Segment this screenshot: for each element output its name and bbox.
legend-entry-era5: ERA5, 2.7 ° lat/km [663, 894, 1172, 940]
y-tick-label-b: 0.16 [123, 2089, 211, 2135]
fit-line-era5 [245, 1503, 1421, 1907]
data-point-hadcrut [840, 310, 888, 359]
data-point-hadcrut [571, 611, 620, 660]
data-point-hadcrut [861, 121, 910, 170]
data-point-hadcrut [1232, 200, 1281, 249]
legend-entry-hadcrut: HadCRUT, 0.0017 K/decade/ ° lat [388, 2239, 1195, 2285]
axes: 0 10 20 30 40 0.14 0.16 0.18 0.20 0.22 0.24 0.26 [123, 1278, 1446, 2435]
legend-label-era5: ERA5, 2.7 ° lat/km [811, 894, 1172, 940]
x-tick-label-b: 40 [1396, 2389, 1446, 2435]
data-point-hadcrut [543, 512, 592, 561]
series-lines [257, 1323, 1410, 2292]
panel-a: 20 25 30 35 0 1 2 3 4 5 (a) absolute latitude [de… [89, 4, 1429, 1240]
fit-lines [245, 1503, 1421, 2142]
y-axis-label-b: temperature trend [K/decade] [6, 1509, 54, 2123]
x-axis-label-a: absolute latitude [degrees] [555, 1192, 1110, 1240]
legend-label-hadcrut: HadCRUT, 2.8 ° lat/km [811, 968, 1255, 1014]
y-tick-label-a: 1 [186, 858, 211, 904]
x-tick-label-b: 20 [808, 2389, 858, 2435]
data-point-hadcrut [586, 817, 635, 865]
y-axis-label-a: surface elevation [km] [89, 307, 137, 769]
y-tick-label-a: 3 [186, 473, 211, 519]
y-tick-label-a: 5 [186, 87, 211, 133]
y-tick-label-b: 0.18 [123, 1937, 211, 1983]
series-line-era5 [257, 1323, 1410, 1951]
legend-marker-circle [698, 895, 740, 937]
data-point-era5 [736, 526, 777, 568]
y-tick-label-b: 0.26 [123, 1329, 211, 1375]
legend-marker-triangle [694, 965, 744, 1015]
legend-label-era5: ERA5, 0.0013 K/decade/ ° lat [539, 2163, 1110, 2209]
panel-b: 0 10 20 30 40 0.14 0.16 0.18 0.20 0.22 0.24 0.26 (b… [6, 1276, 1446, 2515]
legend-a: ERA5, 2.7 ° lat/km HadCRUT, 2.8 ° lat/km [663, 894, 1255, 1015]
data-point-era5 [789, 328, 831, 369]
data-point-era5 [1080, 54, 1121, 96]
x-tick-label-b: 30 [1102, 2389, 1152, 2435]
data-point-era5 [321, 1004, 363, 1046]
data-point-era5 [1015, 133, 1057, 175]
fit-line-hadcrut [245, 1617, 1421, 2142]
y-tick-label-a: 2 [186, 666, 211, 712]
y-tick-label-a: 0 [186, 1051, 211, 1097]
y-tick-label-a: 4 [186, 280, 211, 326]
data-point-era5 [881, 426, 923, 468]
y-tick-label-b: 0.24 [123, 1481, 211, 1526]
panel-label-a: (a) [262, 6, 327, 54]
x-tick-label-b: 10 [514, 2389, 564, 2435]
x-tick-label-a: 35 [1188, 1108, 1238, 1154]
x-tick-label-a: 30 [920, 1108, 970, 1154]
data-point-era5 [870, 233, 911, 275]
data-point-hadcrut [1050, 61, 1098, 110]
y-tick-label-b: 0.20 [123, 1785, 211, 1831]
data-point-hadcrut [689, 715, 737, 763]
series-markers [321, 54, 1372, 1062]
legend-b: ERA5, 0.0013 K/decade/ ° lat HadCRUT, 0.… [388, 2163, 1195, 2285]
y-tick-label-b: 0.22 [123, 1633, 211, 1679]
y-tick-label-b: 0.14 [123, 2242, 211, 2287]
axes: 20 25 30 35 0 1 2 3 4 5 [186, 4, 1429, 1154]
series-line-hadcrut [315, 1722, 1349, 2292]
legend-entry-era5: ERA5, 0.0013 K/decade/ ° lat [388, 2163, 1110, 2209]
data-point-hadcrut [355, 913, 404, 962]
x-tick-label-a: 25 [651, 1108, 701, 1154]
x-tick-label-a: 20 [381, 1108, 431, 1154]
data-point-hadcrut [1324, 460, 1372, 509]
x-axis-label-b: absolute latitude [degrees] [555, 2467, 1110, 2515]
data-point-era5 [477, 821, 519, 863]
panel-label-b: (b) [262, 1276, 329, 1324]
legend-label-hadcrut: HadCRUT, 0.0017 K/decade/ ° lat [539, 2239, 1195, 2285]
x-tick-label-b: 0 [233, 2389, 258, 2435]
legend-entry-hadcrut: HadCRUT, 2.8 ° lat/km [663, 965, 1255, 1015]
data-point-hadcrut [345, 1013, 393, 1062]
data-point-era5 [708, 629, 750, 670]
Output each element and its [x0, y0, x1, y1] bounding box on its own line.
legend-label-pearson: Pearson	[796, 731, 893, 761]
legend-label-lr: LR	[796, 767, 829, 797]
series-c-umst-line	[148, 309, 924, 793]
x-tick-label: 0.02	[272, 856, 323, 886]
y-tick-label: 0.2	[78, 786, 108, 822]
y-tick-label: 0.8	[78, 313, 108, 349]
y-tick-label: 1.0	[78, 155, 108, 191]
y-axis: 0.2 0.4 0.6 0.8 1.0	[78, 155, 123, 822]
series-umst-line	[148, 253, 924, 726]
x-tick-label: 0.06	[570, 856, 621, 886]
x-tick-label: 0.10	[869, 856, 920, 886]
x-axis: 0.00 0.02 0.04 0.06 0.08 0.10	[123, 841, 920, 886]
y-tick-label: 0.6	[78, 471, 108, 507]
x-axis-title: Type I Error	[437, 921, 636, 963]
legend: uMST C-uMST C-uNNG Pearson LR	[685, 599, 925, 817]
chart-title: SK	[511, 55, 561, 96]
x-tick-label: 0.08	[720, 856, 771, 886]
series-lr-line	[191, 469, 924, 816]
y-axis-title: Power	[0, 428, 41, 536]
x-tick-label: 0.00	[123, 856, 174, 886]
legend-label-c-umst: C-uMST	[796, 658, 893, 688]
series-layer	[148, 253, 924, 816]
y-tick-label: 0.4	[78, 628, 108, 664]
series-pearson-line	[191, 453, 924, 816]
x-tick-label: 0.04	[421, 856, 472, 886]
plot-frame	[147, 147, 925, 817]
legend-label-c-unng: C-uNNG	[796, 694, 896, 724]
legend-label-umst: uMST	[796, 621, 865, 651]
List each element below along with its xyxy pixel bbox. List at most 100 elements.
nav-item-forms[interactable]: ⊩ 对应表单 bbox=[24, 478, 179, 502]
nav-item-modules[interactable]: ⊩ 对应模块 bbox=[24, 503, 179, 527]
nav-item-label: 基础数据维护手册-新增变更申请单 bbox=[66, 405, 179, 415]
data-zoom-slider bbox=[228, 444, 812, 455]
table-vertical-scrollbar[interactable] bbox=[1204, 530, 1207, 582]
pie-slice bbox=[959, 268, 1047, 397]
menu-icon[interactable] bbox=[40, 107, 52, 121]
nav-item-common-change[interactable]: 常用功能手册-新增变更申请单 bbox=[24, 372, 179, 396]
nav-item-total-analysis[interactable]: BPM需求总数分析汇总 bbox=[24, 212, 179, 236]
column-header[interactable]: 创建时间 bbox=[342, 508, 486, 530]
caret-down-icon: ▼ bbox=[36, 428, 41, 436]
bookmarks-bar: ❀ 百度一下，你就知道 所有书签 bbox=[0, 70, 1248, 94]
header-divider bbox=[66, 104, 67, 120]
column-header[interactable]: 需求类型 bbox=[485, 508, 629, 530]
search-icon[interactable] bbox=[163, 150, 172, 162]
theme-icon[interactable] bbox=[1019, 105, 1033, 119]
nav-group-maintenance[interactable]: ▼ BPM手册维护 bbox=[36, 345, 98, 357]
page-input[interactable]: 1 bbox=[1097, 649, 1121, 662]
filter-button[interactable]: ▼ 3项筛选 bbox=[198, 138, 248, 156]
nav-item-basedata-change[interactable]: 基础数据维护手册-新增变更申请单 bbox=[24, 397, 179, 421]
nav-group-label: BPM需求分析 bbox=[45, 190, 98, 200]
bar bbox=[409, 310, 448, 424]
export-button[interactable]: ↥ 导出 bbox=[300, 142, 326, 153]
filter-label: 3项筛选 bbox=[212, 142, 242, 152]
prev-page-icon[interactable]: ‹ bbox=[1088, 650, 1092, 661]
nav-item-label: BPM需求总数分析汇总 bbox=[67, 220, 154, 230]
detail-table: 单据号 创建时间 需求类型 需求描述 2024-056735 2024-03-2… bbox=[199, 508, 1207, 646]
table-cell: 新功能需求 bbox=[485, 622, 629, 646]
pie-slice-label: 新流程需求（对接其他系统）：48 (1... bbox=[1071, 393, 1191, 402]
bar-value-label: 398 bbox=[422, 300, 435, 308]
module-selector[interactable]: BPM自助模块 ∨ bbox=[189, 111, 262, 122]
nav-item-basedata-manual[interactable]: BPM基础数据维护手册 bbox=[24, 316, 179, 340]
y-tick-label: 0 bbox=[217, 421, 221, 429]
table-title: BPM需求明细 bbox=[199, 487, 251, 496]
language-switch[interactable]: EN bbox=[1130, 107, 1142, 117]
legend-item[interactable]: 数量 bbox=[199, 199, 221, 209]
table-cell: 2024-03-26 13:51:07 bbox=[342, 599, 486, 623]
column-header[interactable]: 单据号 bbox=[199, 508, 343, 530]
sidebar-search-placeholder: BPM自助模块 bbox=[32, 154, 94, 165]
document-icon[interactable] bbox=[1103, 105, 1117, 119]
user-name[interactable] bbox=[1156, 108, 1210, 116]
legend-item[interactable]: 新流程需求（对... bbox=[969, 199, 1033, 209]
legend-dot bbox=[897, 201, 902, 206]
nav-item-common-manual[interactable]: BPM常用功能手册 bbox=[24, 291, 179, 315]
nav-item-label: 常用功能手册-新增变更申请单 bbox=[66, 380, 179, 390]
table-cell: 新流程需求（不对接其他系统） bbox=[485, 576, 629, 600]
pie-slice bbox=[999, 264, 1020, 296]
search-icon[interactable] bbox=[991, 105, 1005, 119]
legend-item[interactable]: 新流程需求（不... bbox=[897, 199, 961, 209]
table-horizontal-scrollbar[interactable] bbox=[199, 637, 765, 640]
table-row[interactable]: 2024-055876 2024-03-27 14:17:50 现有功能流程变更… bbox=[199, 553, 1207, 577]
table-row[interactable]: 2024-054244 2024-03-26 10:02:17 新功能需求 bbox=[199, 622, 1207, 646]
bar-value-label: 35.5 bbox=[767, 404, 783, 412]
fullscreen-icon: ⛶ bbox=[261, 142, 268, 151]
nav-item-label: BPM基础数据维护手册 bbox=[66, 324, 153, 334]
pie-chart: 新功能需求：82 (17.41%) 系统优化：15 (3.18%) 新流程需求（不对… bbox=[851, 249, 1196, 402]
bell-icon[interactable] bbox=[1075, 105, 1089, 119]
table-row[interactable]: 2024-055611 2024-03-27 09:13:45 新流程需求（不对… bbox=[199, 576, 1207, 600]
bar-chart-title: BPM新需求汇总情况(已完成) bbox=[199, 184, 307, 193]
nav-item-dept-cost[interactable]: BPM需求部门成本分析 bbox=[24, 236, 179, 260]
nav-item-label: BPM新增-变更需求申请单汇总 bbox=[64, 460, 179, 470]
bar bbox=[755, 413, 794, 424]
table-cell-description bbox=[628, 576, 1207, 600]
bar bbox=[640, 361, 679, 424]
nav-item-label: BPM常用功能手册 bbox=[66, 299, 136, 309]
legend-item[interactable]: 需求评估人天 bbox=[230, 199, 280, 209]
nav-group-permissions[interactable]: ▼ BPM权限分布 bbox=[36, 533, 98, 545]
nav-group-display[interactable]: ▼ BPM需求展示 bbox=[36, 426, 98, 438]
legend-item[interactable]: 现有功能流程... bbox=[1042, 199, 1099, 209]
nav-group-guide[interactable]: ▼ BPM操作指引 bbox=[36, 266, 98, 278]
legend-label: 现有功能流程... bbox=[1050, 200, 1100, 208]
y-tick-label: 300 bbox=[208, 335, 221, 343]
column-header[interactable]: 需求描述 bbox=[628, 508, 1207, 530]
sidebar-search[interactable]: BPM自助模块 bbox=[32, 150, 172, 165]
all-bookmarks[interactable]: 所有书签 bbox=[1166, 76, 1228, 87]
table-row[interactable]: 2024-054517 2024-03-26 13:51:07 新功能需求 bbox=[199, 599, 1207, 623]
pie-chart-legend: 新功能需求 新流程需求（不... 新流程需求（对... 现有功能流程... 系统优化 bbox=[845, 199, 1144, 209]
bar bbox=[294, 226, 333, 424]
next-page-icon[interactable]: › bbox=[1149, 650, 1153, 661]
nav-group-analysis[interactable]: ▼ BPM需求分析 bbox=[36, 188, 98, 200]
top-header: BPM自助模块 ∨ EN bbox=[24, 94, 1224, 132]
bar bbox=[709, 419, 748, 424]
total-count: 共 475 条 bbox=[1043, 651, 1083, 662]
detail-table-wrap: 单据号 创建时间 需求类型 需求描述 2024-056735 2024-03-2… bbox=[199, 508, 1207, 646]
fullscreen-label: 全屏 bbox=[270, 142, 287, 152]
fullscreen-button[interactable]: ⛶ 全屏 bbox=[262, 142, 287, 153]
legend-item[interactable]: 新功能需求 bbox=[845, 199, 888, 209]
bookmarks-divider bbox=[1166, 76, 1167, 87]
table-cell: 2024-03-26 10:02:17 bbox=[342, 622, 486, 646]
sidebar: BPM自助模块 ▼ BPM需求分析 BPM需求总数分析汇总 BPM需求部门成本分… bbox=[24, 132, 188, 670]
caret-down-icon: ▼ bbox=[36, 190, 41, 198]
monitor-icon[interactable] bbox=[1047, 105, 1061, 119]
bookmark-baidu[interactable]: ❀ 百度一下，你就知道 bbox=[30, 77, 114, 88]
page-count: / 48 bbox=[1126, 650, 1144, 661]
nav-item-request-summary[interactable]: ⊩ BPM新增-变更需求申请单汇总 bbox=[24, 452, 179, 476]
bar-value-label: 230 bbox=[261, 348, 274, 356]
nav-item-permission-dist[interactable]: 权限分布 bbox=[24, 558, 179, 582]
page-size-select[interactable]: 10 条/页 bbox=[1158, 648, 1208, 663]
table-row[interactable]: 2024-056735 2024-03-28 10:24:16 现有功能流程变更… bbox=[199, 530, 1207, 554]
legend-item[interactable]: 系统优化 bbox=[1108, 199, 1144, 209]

★ ★ ★ ★ ★ ★ ★

» Aim: Set down the records above word for word, starting at the first line and ending at the line that contains "x-tick-label-b: 30 [1102, 2389, 1152, 2435]", with both of those lines included.

» Solution to this problem:
Segment this screenshot: for each element output its name and bbox.
legend-entry-era5: ERA5, 2.7 ° lat/km [663, 894, 1172, 940]
y-tick-label-b: 0.16 [123, 2089, 211, 2135]
fit-line-era5 [245, 1503, 1421, 1907]
data-point-hadcrut [840, 310, 888, 359]
data-point-hadcrut [571, 611, 620, 660]
data-point-hadcrut [861, 121, 910, 170]
data-point-hadcrut [1232, 200, 1281, 249]
legend-entry-hadcrut: HadCRUT, 0.0017 K/decade/ ° lat [388, 2239, 1195, 2285]
axes: 0 10 20 30 40 0.14 0.16 0.18 0.20 0.22 0.24 0.26 [123, 1278, 1446, 2435]
legend-label-era5: ERA5, 2.7 ° lat/km [811, 894, 1172, 940]
x-tick-label-b: 40 [1396, 2389, 1446, 2435]
data-point-hadcrut [543, 512, 592, 561]
series-lines [257, 1323, 1410, 2292]
panel-a: 20 25 30 35 0 1 2 3 4 5 (a) absolute latitude [de… [89, 4, 1429, 1240]
fit-lines [245, 1503, 1421, 2142]
y-axis-label-b: temperature trend [K/decade] [6, 1509, 54, 2123]
x-axis-label-a: absolute latitude [degrees] [555, 1192, 1110, 1240]
legend-label-hadcrut: HadCRUT, 2.8 ° lat/km [811, 968, 1255, 1014]
y-tick-label-a: 1 [186, 858, 211, 904]
x-tick-label-b: 20 [808, 2389, 858, 2435]
data-point-hadcrut [586, 817, 635, 865]
y-axis-label-a: surface elevation [km] [89, 307, 137, 769]
y-tick-label-a: 3 [186, 473, 211, 519]
y-tick-label-a: 5 [186, 87, 211, 133]
y-tick-label-b: 0.18 [123, 1937, 211, 1983]
series-line-era5 [257, 1323, 1410, 1951]
legend-marker-circle [698, 895, 740, 937]
data-point-era5 [736, 526, 777, 568]
y-tick-label-b: 0.26 [123, 1329, 211, 1375]
legend-marker-triangle [694, 965, 744, 1015]
legend-label-era5: ERA5, 0.0013 K/decade/ ° lat [539, 2163, 1110, 2209]
panel-b: 0 10 20 30 40 0.14 0.16 0.18 0.20 0.22 0.24 0.26 (b… [6, 1276, 1446, 2515]
legend-a: ERA5, 2.7 ° lat/km HadCRUT, 2.8 ° lat/km [663, 894, 1255, 1015]
data-point-era5 [789, 328, 831, 369]
data-point-era5 [1080, 54, 1121, 96]
x-tick-label-b: 30 [1102, 2389, 1152, 2435]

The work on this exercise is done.